§ GIVEN EXERCISE: Search the material for the string "ugly" and copy each line where it occurs.

----- PROVIDED RECORDS

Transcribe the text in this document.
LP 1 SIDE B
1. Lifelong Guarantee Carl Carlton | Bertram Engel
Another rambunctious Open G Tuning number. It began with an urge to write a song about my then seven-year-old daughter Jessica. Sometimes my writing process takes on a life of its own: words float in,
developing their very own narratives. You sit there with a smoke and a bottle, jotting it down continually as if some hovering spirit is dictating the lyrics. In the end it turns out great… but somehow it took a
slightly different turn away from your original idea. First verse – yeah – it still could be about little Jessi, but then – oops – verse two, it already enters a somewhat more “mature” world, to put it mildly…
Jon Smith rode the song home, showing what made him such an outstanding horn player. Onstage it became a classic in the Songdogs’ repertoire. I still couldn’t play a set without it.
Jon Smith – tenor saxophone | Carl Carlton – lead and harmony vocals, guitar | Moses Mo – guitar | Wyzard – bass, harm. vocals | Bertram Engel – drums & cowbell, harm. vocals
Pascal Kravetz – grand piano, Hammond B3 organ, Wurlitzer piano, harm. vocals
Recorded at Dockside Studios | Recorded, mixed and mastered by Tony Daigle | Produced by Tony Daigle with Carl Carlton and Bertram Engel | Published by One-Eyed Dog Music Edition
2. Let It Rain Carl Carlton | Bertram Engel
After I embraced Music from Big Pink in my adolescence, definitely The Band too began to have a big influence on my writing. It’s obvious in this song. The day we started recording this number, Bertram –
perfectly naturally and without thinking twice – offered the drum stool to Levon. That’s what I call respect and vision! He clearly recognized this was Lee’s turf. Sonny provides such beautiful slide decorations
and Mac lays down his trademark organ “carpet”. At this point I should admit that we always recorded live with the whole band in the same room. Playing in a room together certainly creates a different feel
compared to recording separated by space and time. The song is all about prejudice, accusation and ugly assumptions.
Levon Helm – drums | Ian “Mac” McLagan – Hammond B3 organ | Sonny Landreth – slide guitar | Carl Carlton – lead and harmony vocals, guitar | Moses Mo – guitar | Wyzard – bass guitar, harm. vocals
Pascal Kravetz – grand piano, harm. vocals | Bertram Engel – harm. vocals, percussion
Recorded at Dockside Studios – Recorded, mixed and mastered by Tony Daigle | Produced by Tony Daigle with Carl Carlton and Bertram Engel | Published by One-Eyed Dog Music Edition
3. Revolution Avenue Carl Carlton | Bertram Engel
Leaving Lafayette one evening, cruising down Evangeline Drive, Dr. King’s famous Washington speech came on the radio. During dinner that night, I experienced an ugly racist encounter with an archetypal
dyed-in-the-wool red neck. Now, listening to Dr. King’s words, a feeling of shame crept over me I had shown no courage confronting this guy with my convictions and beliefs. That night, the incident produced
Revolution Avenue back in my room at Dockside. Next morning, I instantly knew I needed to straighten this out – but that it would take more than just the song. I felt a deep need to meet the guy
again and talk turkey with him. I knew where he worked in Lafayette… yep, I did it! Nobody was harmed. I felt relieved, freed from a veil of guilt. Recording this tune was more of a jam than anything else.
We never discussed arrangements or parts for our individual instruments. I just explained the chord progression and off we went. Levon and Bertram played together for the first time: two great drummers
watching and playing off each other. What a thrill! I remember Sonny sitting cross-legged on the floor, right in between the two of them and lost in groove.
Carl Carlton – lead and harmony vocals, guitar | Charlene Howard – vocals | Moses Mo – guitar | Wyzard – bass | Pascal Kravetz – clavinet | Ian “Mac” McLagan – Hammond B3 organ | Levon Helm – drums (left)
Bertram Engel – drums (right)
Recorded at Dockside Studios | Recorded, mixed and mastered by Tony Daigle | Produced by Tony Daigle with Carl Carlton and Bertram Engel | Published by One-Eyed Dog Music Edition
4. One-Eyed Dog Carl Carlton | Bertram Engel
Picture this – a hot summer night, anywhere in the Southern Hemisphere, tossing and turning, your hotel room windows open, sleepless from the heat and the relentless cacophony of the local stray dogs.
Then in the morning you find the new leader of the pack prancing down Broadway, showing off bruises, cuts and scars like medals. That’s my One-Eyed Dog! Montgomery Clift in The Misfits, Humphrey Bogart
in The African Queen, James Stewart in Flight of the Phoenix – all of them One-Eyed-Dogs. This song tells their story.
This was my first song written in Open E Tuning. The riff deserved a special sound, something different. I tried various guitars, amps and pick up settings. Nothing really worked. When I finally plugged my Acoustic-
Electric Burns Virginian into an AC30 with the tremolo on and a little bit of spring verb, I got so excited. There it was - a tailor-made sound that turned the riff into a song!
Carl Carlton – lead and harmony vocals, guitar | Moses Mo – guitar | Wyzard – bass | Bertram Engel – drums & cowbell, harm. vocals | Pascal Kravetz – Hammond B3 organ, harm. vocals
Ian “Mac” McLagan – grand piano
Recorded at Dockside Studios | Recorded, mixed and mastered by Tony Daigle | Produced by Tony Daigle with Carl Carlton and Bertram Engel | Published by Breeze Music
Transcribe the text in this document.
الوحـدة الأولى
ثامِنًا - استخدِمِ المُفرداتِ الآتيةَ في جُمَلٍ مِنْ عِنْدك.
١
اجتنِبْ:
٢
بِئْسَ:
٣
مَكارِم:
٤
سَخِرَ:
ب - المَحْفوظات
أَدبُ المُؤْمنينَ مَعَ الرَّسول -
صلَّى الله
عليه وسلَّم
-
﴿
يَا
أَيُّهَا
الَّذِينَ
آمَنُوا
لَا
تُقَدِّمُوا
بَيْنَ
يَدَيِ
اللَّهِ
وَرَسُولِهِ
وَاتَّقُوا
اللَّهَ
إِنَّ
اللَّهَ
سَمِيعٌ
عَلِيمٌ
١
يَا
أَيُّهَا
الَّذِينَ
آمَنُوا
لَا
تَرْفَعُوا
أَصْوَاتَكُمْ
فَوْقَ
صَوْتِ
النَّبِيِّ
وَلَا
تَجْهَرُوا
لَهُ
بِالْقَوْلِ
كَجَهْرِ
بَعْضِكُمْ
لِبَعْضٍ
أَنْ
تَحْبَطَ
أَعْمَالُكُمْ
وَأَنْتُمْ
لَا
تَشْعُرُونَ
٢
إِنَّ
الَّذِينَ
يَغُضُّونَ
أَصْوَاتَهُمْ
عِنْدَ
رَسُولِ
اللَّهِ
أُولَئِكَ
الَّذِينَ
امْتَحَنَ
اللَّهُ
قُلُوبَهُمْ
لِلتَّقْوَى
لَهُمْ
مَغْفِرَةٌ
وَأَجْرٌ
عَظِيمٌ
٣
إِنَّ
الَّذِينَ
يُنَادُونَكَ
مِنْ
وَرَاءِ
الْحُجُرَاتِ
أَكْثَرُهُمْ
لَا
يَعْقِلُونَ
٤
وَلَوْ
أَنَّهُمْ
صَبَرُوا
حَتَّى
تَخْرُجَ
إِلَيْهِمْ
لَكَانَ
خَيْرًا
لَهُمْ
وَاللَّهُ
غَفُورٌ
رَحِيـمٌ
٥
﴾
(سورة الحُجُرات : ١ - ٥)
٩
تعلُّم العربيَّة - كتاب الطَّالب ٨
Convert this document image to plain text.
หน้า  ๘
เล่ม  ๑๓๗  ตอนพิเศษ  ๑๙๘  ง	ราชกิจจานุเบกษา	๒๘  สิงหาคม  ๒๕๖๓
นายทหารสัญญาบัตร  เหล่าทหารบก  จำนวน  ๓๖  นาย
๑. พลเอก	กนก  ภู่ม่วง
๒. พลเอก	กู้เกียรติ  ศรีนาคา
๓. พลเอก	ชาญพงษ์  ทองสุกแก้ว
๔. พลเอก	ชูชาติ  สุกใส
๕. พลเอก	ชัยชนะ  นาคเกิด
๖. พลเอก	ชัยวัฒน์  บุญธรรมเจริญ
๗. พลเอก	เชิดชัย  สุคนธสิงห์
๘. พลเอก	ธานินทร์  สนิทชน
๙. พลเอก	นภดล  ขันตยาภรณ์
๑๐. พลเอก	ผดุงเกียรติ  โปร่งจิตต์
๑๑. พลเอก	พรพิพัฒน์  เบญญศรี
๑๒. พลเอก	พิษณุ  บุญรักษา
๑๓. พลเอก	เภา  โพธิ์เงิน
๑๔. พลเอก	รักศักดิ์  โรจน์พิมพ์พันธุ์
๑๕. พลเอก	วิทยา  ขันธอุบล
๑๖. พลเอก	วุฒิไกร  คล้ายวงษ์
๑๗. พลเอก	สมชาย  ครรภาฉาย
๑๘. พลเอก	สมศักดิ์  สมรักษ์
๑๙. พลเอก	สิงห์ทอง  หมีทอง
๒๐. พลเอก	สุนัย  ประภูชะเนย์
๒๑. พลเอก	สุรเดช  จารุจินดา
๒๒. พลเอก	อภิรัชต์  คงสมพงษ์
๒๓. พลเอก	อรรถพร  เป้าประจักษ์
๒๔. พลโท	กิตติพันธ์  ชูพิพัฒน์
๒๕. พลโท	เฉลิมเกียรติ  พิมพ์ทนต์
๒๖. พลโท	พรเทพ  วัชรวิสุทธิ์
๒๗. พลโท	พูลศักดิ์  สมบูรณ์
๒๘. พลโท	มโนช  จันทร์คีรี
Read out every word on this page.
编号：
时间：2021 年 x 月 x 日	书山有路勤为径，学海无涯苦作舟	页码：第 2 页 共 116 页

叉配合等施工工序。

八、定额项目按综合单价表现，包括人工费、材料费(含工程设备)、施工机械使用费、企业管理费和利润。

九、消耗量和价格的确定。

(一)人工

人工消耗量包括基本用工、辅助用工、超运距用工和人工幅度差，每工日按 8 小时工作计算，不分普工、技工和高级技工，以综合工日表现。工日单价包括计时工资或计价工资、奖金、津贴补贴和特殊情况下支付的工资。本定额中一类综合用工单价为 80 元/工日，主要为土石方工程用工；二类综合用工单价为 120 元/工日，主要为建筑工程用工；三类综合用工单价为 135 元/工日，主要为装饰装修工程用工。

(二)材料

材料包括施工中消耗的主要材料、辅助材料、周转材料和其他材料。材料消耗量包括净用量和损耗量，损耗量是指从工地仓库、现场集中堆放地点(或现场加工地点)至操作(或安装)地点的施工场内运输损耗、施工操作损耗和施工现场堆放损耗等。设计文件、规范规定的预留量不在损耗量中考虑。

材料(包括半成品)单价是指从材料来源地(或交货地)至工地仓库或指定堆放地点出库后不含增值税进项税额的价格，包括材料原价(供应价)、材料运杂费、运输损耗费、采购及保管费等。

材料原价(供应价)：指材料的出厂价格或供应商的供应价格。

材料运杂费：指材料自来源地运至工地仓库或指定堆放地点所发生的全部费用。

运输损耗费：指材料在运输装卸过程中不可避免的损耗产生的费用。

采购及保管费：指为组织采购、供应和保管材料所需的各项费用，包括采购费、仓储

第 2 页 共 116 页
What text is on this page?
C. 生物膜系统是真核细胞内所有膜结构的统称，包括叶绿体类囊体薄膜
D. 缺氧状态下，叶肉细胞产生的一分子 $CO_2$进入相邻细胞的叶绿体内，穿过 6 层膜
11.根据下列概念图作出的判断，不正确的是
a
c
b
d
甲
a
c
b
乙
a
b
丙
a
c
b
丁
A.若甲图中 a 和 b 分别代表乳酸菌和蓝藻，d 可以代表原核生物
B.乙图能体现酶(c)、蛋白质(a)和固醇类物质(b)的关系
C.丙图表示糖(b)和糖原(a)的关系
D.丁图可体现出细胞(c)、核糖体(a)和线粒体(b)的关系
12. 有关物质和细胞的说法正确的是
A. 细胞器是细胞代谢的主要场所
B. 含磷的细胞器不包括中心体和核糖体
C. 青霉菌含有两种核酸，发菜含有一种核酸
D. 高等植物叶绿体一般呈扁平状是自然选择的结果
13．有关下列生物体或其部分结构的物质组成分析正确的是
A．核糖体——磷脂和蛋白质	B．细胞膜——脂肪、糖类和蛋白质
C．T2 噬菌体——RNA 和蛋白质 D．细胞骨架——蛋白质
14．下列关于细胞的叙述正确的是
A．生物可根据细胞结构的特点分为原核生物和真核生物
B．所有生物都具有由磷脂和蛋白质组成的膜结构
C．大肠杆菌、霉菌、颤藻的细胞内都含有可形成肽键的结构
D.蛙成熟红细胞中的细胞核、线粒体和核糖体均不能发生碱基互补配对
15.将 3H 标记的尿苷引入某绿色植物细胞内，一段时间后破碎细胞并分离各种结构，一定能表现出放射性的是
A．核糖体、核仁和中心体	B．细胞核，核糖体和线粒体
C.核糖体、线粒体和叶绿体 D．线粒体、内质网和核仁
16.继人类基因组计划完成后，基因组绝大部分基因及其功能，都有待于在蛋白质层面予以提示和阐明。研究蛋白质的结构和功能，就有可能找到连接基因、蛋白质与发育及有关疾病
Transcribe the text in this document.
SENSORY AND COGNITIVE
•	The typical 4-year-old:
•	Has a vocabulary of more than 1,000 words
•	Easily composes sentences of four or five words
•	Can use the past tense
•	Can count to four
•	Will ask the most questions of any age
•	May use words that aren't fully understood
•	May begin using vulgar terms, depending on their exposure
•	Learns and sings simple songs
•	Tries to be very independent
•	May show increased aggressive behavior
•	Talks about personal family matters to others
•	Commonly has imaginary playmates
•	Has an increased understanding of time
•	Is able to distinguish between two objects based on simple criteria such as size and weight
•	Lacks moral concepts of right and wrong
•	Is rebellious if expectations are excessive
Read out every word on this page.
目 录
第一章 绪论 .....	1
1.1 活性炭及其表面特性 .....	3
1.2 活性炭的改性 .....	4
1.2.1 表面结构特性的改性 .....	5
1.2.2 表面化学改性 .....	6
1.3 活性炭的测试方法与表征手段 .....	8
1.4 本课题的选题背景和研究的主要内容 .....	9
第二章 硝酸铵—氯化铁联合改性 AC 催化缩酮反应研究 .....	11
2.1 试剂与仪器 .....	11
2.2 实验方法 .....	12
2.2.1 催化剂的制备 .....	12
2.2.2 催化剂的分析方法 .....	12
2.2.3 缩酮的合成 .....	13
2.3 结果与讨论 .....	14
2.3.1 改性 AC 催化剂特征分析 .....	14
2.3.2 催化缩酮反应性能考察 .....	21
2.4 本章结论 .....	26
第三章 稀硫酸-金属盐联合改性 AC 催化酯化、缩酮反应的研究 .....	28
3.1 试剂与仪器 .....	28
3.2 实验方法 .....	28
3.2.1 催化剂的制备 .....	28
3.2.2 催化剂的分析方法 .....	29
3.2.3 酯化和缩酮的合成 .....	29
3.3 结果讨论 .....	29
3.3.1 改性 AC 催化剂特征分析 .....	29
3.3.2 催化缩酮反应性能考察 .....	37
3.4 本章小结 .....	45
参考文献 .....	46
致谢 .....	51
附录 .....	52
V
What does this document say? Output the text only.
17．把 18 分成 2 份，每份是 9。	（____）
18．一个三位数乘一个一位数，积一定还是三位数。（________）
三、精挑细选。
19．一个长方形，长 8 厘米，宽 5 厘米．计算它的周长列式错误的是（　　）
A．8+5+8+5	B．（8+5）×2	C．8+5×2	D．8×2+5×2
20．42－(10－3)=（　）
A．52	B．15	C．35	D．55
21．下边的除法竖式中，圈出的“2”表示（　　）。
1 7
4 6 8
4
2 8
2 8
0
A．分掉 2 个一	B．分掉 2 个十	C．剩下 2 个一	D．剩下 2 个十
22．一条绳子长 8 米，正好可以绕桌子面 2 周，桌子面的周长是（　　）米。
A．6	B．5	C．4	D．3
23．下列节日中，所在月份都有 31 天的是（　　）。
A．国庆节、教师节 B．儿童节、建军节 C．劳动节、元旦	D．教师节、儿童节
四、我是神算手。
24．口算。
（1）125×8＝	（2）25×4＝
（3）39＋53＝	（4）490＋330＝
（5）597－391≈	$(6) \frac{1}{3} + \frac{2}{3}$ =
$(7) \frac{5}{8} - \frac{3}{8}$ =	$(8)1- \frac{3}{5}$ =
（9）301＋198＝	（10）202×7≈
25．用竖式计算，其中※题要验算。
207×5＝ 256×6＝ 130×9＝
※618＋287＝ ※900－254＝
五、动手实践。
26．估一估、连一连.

----------

§ COMPLETED EXERCISE:
compared to recording separated by space and time. The song is all about prejudice, accusation and ugly assumptions.
Leaving Lafayette one evening, cruising down Evangeline Drive, Dr. King’s famous Washington speech came on the radio. During dinner that night, I experienced an ugly racist encounter with an archetypal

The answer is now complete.